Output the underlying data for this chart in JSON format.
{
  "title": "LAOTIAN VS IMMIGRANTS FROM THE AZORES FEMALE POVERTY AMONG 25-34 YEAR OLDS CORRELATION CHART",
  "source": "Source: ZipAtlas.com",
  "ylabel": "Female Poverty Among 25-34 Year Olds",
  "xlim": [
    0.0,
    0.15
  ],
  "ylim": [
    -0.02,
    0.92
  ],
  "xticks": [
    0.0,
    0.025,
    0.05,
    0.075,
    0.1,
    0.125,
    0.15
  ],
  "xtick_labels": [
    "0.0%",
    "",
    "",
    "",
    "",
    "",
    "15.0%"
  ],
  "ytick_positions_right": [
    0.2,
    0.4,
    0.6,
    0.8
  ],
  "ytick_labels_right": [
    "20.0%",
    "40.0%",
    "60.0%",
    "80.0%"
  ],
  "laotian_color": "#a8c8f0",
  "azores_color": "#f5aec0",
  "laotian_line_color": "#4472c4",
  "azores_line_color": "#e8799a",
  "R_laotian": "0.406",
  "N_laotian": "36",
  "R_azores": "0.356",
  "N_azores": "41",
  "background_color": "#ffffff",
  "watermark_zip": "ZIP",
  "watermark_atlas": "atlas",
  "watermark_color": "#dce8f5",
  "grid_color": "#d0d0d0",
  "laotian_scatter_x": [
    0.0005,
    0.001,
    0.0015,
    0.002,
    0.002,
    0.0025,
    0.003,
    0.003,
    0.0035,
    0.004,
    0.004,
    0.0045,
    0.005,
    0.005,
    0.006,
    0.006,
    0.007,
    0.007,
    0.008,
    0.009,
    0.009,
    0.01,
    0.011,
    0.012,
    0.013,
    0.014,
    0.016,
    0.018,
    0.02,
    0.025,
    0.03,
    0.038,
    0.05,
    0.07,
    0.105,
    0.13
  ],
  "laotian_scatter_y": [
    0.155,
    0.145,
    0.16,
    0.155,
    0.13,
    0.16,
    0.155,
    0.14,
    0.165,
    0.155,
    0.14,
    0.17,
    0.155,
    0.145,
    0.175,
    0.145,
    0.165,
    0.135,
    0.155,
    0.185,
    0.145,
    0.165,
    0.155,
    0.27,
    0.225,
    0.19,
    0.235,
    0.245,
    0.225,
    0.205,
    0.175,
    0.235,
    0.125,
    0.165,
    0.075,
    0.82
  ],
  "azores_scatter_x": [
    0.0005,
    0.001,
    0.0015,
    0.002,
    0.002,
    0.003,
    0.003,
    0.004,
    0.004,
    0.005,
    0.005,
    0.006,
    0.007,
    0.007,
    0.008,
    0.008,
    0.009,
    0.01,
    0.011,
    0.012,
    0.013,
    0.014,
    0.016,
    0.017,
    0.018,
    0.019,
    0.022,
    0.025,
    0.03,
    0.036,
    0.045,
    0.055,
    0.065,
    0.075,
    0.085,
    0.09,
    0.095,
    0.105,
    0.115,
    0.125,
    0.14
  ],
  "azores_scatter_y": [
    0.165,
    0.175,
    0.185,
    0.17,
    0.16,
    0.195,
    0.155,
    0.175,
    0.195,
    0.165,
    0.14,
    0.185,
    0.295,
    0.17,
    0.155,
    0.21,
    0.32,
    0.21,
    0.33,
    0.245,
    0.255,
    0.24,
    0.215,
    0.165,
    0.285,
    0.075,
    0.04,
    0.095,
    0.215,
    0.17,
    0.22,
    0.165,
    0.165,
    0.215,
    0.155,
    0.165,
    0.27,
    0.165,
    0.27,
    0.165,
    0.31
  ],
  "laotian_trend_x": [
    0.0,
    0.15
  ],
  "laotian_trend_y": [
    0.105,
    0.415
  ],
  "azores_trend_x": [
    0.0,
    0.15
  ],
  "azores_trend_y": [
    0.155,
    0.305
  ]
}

§ §

### PROBLEM STATEMENT
The lines above should be duplicated exactly.

### WRITTEN RESPONSE
Output the underlying data for this chart in JSON format.
{
  "title": "LAOTIAN VS IMMIGRANTS FROM THE AZORES FEMALE POVERTY AMONG 25-34 YEAR OLDS CORRELATION CHART",
  "source": "Source: ZipAtlas.com",
  "ylabel": "Female Poverty Among 25-34 Year Olds",
  "xlim": [
    0.0,
    0.15
  ],
  "ylim": [
    -0.02,
    0.92
  ],
  "xticks": [
    0.0,
    0.025,
    0.05,
    0.075,
    0.1,
    0.125,
    0.15
  ],
  "xtick_labels": [
    "0.0%",
    "",
    "",
    "",
    "",
    "",
    "15.0%"
  ],
  "ytick_positions_right": [
    0.2,
    0.4,
    0.6,
    0.8
  ],
  "ytick_labels_right": [
    "20.0%",
    "40.0%",
    "60.0%",
    "80.0%"
  ],
  "laotian_color": "#a8c8f0",
  "azores_color": "#f5aec0",
  "laotian_line_color": "#4472c4",
  "azores_line_color": "#e8799a",
  "R_laotian": "0.406",
  "N_laotian": "36",
  "R_azores": "0.356",
  "N_azores": "41",
  "background_color": "#ffffff",
  "watermark_zip": "ZIP",
  "watermark_atlas": "atlas",
  "watermark_color": "#dce8f5",
  "grid_color": "#d0d0d0",
  "laotian_scatter_x": [
    0.0005,
    0.001,
    0.0015,
    0.002,
    0.002,
    0.0025,
    0.003,
    0.003,
    0.0035,
    0.004,
    0.004,
    0.0045,
    0.005,
    0.005,
    0.006,
    0.006,
    0.007,
    0.007,
    0.008,
    0.009,
    0.009,
    0.01,
    0.011,
    0.012,
    0.013,
    0.014,
    0.016,
    0.018,
    0.02,
    0.025,
    0.03,
    0.038,
    0.05,
    0.07,
    0.105,
    0.13
  ],
  "laotian_scatter_y": [
    0.155,
    0.145,
    0.16,
    0.155,
    0.13,
    0.16,
    0.155,
    0.14,
    0.165,
    0.155,
    0.14,
    0.17,
    0.155,
    0.145,
    0.175,
    0.145,
    0.165,
    0.135,
    0.155,
    0.185,
    0.145,
    0.165,
    0.155,
    0.27,
    0.225,
    0.19,
    0.235,
    0.245,
    0.225,
    0.205,
    0.175,
    0.235,
    0.125,
    0.165,
    0.075,
    0.82
  ],
  "azores_scatter_x": [
    0.0005,
    0.001,
    0.0015,
    0.002,
    0.002,
    0.003,
    0.003,
    0.004,
    0.004,
    0.005,
    0.005,
    0.006,
    0.007,
    0.007,
    0.008,
    0.008,
    0.009,
    0.01,
    0.011,
    0.012,
    0.013,
    0.014,
    0.016,
    0.017,
    0.018,
    0.019,
    0.022,
    0.025,
    0.03,
    0.036,
    0.045,
    0.055,
    0.065,
    0.075,
    0.085,
    0.09,
    0.095,
    0.105,
    0.115,
    0.125,
    0.14
  ],
  "azores_scatter_y": [
    0.165,
    0.175,
    0.185,
    0.17,
    0.16,
    0.195,
    0.155,
    0.175,
    0.195,
    0.165,
    0.14,
    0.185,
    0.295,
    0.17,
    0.155,
    0.21,
    0.32,
    0.21,
    0.33,
    0.245,
    0.255,
    0.24,
    0.215,
    0.165,
    0.285,
    0.075,
    0.04,
    0.095,
    0.215,
    0.17,
    0.22,
    0.165,
    0.165,
    0.215,
    0.155,
    0.165,
    0.27,
    0.165,
    0.27,
    0.165,
    0.31
  ],
  "laotian_trend_x": [
    0.0,
    0.15
  ],
  "laotian_trend_y": [
    0.105,
    0.415
  ],
  "azores_trend_x": [
    0.0,
    0.15
  ],
  "azores_trend_y": [
    0.155,
    0.305
  ]
}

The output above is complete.